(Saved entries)
(begin)

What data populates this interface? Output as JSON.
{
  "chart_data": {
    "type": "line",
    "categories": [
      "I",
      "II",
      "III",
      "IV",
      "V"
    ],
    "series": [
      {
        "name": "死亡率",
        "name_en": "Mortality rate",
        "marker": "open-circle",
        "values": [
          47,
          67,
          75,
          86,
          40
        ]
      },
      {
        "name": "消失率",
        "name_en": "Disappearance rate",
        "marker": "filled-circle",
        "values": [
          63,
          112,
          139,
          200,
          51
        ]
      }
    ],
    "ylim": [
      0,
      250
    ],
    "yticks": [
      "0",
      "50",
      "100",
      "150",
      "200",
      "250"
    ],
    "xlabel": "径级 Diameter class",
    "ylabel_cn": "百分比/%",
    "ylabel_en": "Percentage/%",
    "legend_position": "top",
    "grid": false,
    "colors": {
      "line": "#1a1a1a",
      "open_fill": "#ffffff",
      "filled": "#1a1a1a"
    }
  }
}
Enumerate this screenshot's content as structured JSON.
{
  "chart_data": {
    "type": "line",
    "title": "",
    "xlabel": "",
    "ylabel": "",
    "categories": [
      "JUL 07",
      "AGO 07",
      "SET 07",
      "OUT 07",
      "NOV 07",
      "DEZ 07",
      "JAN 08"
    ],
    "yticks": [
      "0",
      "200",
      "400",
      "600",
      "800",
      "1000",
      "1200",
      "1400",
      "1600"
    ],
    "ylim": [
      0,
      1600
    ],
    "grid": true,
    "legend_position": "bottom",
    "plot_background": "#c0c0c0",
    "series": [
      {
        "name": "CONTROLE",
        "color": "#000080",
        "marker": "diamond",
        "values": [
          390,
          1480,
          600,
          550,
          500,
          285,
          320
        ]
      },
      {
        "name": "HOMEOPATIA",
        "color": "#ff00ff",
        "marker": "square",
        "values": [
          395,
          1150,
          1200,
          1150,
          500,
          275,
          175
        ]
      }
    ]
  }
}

(end)

TASK DETAILS:
Return every line containing "this".

RESULT BELOW:
What data populates this interface? Output as JSON.
Enumerate this screenshot's content as structured JSON.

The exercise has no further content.